### Collected data
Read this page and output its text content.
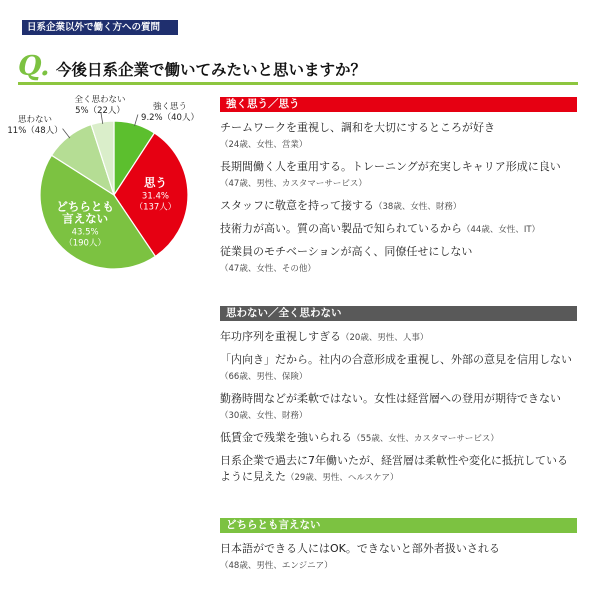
日系企業以外で働く方への質問
Q. 今後日系企業で働いてみたいと思いますか？
思う
31.4%
（137人）
どちらとも
言えない
43.5%
（190人）
強く思う
9.2%（40人）
思わない
11%（48人）
全く思わない
5%（22人）
強く思う／思う
チームワークを重視し、調和を大切にするところが好き
（24歳、女性、営業）
長期間働く人を重用する。トレーニングが充実しキャリア形成に良い（47歳、男性、カスタマーサービス）
スタッフに敬意を持って接する（38歳、女性、財務）
技術力が高い。質の高い製品で知られているから（44歳、女性、IT）
従業員のモチベーションが高く、同僚任せにしない
（47歳、女性、その他）
思わない／全く思わない
年功序列を重視しすぎる（20歳、男性、人事）
「内向き」だから。社内の合意形成を重視し、外部の意見を信用しない（66歳、男性、保険）
勤務時間などが柔軟ではない。女性は経営層への登用が期待できない（30歳、女性、財務）
低賃金で残業を強いられる（55歳、女性、カスタマーサービス）
日系企業で過去に7年働いたが、経営層は柔軟性や変化に抵抗しているように見えた（29歳、男性、ヘルスケア）
どちらとも言えない
日本語ができる人にはOK。できないと部外者扱いされる
（48歳、男性、エンジニア）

### THE TASK
The material above holds pictures; copy everything else in it exactly.

### IN RESPONSE
Read this page and output its text content.
日系企業以外で働く方への質問
Q. 今後日系企業で働いてみたいと思いますか？
思う
31.4%
（137人）
どちらとも
言えない
43.5%
（190人）
強く思う
9.2%（40人）
思わない
11%（48人）
全く思わない
5%（22人）
強く思う／思う
チームワークを重視し、調和を大切にするところが好き
（24歳、女性、営業）
長期間働く人を重用する。トレーニングが充実しキャリア形成に良い（47歳、男性、カスタマーサービス）
スタッフに敬意を持って接する（38歳、女性、財務）
技術力が高い。質の高い製品で知られているから（44歳、女性、IT）
従業員のモチベーションが高く、同僚任せにしない
（47歳、女性、その他）
思わない／全く思わない
年功序列を重視しすぎる（20歳、男性、人事）
「内向き」だから。社内の合意形成を重視し、外部の意見を信用しない（66歳、男性、保険）
勤務時間などが柔軟ではない。女性は経営層への登用が期待できない（30歳、女性、財務）
低賃金で残業を強いられる（55歳、女性、カスタマーサービス）
日系企業で過去に7年働いたが、経営層は柔軟性や変化に抵抗しているように見えた（29歳、男性、ヘルスケア）
どちらとも言えない
日本語ができる人にはOK。できないと部外者扱いされる
（48歳、男性、エンジニア）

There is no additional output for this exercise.